Brano fornito —
Il boss di San Giovanni a Teduccio, Vincenzo Mazzarella (deceduto nel 2018)

LA STORIA DELLA CAMORRA Il capoclan Vincenzo Mazzarella (deceduto nel 2018) nel corso di un processo contro il clan Zaza

di Giancarlo Tommasone

«Signor presidente, in non appartengo a nessuna organizzazione, io sono stato sempre da solo e contro tutti quanti». A parlare, interrogato dal presidente della Corte, è il boss di San Giovanni a Teduccio, Vincenzo Mazzarella (deceduto nel novembre del 2018). ’O pazzo – come era conosciuto Mazzarella all’anagrafe di camorra – sfila in aula il 25 febbraio del 1986, alla sbarra nel processo imbastito contro il clan Zaza. Ad accusarlo sono due pentiti, dissociatisi dalla Nco di Raffaele Cutolo, uno di essi è Pasquale D’Amico, alias ’o cartunaro. «Io a questo cartunaro, D’Amico, come si chiama lui, non l’ho mai conosciuto di persona, lo conosco dai giornali», sottolinea il boss. «Quindi lei dice che non appartiene a nessuna organizzazione criminale, e cosa dice circa il ferimento di un suo compagno di cella, circa il litigio? Questo (detenuto) poi si rivolse al cosiddetto Tribunale della Fratellanza (il magistrato si riferisce all’«organo giudicante» del cartello della Fratellanza napoletana, ndr), scrivendo una lettera», espone il presidente. «Signor presidente – risponde Mazzarella –, non conosco nessun Tribunale della Fratellanza, e poi io non è stato un ferimento. Io con questo stavo in cella, insieme, nel carcere di Campobasso. Successe tutto perché io stavo lavando a terra (il pavimento, ndr), lui voleva entrare per forza nella stanza, e litigammo». «Mentre litigavamo – continua il boss – vennero le guardie, e questo (detenuto) per sfogare, si buttò con la testa nel muro. E tra parentesi, se non si fosse buttato nel muro, gli avrei rotto io la testa». «E perché?», chiede il presidente. «Come: è perché? Perché io stavo lavando a terra e quello per forza voleva entrare». «Ma col detenuto in questione – incalza il giudice – eravate amici prima di questi fatti?». «Mai. Stavamo nella stanza insieme e siamo stanti in cella insieme per un mese, per venti giorni…», ribatte il boss. «E per il fatto che lui si è rivolto al Tribunale della Fratellanza, vale a dire a Vollaro (il boss Luigi Vollaro, ndr)?», domanda ancora il presidente della Corte. «Ma che ne so? Dovete chiedere a lui? Io quando litigo con uno mica gli chiedo prima i documenti», taglia corto Vincenzo Mazzarella.

Il problema —
Rispondi a queste domande sul brano dedicato al boss Vincenzo Mazzarella.
(a) In quale giorno Mazzarella compare in aula nel processo contro il clan Zaza?
(b) In quale carcere Mazzarella stava in cella con il detenuto con cui litigò?
(c) Che cosa faceva Mazzarella quando scoppiò il litigio con quel detenuto?

Estratti di dati —
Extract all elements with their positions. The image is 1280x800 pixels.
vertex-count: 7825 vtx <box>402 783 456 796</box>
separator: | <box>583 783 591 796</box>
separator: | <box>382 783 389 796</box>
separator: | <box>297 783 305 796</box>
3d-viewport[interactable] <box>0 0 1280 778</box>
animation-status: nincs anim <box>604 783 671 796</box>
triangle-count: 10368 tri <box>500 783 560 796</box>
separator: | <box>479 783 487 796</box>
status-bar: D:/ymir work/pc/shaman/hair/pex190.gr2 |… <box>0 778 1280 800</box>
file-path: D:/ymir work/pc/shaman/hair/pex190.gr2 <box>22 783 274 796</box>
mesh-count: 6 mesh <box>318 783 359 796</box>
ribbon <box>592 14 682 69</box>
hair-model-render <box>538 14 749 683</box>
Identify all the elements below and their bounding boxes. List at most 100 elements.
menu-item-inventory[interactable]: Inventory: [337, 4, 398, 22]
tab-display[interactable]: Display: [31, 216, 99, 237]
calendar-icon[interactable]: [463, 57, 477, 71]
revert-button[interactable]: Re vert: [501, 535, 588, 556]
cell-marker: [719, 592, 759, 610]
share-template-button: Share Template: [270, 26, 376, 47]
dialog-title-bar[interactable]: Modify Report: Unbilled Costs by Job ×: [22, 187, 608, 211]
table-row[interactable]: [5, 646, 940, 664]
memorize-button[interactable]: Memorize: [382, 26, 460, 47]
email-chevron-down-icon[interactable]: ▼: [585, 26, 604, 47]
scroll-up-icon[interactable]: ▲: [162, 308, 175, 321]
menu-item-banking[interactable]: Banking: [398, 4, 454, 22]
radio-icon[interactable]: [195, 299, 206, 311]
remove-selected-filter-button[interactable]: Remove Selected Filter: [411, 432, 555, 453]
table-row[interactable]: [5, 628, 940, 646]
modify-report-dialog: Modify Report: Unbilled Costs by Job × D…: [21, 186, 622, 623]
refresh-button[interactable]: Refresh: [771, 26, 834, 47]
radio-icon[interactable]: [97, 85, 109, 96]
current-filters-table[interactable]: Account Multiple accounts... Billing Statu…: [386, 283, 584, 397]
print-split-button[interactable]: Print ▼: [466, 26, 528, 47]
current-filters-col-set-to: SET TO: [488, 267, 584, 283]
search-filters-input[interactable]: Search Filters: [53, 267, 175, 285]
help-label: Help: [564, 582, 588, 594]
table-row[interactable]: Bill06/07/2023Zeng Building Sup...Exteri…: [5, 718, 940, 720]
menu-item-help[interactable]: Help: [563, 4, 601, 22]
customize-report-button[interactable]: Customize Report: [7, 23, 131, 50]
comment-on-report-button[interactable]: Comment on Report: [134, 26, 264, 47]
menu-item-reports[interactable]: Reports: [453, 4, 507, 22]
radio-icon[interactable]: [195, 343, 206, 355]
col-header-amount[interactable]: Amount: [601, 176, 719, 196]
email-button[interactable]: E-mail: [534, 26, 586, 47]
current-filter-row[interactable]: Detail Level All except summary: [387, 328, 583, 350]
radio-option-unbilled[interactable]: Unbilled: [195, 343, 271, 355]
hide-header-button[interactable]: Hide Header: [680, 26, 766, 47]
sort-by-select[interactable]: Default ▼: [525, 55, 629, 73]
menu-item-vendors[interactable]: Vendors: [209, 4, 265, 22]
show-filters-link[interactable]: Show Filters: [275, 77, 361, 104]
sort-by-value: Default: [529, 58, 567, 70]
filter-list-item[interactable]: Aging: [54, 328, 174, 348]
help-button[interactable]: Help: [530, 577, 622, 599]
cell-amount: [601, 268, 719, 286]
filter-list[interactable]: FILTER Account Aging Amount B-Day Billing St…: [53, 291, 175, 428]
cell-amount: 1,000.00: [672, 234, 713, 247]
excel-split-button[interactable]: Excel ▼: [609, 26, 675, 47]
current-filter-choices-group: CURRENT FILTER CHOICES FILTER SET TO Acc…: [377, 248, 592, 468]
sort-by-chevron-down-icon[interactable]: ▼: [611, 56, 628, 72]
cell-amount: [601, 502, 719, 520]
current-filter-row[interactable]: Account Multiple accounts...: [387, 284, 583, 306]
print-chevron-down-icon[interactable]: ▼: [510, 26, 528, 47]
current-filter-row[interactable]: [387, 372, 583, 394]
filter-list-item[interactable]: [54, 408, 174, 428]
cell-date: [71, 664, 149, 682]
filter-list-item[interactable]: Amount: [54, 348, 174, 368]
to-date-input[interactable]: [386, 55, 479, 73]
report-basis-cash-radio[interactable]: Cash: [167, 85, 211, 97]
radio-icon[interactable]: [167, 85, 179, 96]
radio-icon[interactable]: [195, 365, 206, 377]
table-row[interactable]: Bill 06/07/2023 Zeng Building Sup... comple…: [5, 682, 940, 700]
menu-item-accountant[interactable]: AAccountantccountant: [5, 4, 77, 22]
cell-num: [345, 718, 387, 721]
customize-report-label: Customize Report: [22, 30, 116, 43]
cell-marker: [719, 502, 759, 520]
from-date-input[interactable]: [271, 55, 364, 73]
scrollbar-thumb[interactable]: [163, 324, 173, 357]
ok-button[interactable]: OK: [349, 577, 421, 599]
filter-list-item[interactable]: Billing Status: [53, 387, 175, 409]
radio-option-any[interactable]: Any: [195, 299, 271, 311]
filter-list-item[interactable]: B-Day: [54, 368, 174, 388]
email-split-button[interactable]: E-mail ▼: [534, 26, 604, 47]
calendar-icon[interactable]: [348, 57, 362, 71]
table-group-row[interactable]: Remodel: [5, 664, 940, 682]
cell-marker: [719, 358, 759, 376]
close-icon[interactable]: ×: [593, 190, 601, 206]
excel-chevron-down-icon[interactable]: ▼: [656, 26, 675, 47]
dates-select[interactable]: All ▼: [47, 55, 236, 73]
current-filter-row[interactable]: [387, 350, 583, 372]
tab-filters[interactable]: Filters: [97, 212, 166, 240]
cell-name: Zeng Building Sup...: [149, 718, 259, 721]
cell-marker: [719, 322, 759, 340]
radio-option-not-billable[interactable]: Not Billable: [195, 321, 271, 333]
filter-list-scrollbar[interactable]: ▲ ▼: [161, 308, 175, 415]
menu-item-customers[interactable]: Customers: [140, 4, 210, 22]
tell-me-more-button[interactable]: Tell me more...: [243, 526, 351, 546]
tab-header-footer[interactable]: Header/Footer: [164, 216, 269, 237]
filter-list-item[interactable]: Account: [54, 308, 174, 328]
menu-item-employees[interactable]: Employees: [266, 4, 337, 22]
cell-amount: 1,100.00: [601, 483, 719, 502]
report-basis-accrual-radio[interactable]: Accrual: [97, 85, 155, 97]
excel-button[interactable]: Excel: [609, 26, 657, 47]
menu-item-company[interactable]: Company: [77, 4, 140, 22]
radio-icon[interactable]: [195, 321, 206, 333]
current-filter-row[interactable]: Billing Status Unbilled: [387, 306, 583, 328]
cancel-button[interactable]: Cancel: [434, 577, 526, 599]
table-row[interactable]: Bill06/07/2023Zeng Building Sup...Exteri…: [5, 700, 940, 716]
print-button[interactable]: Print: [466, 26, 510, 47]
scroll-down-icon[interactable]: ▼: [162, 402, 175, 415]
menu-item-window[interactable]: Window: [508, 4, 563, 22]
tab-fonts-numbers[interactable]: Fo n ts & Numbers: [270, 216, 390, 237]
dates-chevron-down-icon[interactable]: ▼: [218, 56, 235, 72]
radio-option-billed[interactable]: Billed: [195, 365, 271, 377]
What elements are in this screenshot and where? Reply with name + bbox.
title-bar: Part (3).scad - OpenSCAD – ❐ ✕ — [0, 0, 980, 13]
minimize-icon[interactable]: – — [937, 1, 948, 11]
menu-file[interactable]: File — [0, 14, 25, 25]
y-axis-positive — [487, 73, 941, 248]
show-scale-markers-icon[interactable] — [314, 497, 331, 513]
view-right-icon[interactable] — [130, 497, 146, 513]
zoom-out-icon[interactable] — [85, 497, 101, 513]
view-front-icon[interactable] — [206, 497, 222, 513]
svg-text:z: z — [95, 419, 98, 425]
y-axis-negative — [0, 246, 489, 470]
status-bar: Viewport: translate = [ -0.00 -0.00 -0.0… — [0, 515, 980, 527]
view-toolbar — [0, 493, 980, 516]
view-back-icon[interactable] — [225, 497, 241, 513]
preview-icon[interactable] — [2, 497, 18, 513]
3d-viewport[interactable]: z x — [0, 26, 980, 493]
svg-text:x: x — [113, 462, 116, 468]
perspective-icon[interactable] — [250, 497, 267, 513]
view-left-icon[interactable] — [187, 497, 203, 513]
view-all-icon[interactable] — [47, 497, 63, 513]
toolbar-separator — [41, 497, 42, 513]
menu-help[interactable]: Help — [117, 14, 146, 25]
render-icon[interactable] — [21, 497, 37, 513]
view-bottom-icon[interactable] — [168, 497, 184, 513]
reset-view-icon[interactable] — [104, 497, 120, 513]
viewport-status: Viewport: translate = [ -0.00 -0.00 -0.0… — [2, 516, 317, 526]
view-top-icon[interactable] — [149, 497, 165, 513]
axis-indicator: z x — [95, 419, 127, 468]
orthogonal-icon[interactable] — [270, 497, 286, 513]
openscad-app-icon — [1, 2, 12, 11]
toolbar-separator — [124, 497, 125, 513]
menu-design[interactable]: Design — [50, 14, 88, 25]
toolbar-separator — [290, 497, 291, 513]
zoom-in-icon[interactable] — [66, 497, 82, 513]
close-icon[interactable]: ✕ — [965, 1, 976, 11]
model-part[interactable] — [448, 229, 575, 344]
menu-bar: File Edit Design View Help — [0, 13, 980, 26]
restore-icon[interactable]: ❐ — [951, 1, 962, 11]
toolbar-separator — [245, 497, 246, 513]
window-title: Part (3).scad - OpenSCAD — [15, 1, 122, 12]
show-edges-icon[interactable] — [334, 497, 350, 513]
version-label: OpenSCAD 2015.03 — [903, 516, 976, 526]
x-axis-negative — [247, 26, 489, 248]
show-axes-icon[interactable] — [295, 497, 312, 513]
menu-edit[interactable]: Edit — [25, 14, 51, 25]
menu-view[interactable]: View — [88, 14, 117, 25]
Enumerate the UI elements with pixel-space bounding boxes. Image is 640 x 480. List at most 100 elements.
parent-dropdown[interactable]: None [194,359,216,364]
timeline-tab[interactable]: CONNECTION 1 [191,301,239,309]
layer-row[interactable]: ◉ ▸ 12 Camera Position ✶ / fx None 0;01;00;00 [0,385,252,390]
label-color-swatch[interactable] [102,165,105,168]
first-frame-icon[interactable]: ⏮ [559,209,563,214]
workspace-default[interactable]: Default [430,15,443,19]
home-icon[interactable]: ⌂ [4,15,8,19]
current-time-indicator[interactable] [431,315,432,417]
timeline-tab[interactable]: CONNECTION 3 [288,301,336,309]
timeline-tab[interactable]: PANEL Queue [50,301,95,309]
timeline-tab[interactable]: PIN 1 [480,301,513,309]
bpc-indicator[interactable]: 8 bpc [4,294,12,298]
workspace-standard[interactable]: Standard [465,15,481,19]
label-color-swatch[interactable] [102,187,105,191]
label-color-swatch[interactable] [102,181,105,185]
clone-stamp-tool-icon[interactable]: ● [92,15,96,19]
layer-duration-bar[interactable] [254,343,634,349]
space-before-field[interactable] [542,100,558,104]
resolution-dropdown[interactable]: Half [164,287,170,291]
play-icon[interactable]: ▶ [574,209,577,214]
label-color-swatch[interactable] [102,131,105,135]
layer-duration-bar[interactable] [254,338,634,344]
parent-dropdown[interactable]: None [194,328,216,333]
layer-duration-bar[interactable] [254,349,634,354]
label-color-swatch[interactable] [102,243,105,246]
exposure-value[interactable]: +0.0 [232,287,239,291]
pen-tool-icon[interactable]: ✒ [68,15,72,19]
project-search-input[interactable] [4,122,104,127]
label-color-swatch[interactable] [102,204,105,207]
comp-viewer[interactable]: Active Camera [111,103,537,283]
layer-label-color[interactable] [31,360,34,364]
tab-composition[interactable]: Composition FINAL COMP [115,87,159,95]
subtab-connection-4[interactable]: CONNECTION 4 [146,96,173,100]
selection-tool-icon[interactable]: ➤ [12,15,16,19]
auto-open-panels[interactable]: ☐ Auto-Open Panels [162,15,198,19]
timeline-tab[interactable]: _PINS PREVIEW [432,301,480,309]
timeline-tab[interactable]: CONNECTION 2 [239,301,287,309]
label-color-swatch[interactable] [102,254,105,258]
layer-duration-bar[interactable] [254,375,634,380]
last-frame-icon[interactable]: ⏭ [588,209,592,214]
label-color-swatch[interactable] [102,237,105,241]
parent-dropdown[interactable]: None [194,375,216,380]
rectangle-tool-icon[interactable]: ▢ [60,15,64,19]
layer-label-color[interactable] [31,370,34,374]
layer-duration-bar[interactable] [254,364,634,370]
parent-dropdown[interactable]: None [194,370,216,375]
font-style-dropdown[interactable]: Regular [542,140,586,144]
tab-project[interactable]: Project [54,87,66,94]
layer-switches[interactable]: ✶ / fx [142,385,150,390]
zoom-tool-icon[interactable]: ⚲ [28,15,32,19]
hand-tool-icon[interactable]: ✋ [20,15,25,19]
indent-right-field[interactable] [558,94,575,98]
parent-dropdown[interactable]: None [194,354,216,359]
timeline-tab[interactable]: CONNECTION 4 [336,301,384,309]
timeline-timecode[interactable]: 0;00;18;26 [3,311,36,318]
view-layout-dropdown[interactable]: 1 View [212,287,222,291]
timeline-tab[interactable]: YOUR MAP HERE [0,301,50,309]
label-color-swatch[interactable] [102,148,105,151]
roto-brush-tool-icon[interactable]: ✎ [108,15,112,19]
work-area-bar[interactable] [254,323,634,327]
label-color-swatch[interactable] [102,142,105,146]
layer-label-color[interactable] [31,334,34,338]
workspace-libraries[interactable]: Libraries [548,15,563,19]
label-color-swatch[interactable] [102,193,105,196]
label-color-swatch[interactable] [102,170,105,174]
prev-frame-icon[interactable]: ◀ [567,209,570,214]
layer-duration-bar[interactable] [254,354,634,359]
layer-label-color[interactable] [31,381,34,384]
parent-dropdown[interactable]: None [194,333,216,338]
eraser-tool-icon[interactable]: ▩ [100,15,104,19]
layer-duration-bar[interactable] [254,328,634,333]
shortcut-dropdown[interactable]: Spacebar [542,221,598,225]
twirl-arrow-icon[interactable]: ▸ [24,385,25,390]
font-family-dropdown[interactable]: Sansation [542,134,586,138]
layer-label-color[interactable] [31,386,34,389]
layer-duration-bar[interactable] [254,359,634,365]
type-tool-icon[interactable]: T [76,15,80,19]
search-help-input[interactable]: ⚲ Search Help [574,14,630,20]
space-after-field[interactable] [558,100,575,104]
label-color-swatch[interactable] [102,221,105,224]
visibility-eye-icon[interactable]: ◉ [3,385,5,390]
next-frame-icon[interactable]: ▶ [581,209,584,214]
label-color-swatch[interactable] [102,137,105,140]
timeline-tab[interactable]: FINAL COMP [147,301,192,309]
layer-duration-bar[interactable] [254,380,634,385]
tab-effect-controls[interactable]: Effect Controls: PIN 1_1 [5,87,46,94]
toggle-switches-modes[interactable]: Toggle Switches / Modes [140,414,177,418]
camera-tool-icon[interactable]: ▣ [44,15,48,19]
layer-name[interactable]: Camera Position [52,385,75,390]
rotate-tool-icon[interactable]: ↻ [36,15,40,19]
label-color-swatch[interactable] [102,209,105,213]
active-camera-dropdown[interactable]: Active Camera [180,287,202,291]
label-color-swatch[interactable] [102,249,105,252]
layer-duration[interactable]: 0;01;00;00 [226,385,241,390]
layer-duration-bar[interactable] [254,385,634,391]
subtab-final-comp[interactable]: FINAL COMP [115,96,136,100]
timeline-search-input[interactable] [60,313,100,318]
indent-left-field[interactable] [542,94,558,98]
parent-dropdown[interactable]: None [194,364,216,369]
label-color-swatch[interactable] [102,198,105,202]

Esito del compito —
(a) Il 25 febbraio 1986.
(b) Nel carcere di Campobasso.
(c) Stava lavando il pavimento.